[Stored data]
★ ★ ★ ★
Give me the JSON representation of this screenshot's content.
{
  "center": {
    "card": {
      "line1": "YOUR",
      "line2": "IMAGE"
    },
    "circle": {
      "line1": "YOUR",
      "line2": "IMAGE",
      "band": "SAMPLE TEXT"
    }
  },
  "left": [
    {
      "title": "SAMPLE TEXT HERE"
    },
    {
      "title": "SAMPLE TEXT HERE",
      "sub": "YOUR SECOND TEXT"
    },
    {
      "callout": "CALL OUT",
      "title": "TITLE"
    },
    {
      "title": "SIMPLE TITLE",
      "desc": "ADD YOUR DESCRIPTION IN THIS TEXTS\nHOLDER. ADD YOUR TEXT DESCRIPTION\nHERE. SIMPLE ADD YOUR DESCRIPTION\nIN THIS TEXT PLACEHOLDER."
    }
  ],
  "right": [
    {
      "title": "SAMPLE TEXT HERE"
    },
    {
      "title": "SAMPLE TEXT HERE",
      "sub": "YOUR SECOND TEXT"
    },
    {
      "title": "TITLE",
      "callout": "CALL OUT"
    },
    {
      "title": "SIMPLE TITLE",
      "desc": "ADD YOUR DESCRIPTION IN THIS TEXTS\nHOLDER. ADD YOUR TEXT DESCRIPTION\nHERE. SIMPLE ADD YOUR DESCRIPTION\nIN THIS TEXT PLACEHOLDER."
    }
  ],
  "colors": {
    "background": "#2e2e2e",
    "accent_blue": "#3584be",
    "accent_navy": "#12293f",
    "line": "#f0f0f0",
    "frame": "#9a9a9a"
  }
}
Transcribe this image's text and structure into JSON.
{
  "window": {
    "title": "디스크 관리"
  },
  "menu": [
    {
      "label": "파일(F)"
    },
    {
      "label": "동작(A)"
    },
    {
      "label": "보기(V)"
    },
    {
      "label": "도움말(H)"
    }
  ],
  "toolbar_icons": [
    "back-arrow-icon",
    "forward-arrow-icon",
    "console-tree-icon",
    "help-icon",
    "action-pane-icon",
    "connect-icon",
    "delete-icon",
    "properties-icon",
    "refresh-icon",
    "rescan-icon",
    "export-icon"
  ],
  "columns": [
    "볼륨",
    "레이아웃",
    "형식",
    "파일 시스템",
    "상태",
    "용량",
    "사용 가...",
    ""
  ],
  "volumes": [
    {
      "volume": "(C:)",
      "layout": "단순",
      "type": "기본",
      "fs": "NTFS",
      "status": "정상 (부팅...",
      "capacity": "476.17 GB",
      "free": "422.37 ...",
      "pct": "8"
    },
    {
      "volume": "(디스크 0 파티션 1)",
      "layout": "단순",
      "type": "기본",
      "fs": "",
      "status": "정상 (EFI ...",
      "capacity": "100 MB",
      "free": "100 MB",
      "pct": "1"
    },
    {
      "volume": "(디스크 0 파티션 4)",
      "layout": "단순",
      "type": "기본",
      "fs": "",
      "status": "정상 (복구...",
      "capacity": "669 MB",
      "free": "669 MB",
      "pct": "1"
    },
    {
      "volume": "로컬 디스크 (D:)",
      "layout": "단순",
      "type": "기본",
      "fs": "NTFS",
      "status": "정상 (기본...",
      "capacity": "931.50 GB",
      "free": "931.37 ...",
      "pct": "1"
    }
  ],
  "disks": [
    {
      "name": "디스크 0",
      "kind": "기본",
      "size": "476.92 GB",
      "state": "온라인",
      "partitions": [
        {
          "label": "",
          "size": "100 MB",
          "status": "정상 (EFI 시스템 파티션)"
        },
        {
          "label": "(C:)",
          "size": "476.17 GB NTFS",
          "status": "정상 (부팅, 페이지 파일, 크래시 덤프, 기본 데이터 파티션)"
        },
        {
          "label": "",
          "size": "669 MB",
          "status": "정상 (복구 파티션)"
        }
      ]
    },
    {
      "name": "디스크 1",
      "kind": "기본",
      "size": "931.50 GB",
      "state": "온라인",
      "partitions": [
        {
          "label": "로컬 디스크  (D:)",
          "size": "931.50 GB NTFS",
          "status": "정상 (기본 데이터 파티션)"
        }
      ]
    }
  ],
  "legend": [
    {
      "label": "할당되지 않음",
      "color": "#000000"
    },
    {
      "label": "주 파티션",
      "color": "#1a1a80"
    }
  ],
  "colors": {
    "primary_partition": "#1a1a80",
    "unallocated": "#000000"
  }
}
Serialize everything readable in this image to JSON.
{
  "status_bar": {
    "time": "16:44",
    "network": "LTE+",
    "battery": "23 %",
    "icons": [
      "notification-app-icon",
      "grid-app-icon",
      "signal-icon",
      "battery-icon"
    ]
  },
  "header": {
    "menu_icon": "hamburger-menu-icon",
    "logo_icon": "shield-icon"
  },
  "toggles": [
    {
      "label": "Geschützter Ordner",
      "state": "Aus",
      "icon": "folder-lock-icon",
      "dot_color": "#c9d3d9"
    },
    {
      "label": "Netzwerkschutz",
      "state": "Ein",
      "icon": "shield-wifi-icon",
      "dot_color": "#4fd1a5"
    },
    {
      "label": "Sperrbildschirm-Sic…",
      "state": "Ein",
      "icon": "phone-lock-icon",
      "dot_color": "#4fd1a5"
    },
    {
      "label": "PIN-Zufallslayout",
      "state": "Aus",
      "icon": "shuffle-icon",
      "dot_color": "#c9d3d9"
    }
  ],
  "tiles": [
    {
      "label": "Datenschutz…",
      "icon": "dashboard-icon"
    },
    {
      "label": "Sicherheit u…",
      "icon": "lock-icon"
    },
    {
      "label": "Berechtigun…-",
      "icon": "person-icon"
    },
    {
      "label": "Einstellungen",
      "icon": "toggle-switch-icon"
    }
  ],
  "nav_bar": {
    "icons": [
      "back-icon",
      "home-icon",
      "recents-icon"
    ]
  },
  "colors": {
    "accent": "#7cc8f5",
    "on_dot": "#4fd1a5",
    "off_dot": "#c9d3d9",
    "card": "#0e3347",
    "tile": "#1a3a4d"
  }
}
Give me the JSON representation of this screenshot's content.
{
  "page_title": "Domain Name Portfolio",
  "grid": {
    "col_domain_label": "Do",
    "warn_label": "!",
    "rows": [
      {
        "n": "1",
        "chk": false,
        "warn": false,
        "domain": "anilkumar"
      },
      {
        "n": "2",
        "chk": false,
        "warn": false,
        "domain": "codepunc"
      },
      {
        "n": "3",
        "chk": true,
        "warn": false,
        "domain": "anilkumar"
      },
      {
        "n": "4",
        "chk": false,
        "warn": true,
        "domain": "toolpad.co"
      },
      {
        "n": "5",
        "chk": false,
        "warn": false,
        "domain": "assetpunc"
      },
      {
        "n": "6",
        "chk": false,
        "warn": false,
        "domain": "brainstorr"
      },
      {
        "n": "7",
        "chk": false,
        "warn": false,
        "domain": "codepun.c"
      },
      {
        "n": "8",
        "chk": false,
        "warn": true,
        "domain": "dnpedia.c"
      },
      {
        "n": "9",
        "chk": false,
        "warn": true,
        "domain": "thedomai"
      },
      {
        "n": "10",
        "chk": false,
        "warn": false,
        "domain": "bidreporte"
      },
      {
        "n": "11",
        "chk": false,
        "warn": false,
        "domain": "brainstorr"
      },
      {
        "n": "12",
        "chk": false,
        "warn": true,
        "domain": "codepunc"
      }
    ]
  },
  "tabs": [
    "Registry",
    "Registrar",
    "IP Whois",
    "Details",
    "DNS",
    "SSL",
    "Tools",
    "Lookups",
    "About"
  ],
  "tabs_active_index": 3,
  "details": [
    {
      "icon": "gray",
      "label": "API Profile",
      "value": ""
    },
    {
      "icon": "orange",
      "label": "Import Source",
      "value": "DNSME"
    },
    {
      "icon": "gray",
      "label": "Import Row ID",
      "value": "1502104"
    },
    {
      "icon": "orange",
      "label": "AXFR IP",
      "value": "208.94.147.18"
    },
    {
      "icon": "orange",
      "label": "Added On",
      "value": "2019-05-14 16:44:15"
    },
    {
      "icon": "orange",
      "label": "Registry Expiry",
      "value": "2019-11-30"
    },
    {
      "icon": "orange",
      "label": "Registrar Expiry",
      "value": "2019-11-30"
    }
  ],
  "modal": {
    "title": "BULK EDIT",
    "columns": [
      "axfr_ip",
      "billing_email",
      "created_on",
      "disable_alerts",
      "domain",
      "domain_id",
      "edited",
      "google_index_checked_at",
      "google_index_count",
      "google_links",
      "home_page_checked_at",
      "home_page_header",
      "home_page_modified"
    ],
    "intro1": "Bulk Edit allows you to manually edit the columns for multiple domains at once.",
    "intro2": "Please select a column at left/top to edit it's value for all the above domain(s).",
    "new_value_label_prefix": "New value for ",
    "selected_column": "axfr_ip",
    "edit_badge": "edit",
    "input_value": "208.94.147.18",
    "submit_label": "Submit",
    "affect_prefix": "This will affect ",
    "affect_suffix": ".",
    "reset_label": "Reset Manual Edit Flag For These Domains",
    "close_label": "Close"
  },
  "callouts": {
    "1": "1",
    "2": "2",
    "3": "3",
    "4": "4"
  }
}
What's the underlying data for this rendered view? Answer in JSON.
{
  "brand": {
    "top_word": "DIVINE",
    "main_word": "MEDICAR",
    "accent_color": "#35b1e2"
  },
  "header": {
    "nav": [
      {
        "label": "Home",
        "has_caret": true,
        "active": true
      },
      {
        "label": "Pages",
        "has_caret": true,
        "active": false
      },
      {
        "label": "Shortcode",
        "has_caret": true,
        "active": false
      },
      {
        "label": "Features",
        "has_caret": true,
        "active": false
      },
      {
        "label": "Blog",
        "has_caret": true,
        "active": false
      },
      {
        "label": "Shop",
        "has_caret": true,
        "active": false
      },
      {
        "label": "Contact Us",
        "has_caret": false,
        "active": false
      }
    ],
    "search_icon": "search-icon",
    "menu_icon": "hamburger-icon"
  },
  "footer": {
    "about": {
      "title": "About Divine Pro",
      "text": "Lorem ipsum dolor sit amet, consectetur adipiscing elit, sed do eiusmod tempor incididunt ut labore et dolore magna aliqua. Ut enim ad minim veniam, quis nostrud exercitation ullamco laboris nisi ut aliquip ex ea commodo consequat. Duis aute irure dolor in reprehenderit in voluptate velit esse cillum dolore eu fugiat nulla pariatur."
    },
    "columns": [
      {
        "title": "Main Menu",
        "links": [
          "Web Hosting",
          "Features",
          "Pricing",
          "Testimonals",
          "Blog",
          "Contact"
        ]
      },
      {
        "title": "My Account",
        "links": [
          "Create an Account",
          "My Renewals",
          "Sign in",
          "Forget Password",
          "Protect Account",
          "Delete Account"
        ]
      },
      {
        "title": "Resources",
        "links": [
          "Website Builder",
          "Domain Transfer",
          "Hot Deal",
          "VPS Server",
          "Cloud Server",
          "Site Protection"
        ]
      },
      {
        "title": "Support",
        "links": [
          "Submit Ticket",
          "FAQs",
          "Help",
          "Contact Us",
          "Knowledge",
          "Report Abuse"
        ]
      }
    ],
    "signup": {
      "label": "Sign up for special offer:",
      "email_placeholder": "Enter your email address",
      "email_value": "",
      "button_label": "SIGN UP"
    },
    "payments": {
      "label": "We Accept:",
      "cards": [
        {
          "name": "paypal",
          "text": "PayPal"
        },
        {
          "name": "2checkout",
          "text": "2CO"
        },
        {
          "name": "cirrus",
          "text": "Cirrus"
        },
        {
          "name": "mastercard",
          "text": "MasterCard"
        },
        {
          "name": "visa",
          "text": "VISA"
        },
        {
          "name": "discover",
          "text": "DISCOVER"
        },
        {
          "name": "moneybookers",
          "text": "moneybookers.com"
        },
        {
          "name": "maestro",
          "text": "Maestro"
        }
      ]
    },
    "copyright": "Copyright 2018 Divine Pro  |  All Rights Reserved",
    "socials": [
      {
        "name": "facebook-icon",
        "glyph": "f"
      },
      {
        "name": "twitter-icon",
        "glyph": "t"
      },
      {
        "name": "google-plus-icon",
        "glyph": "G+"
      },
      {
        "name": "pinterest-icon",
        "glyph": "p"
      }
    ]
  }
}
★ ★ ★ ★
- _Short task_:
Isolate the lines above that contain the word "Import" and copy them.

- _Task answer_:
      "label": "Import Source",
      "label": "Import Row ID",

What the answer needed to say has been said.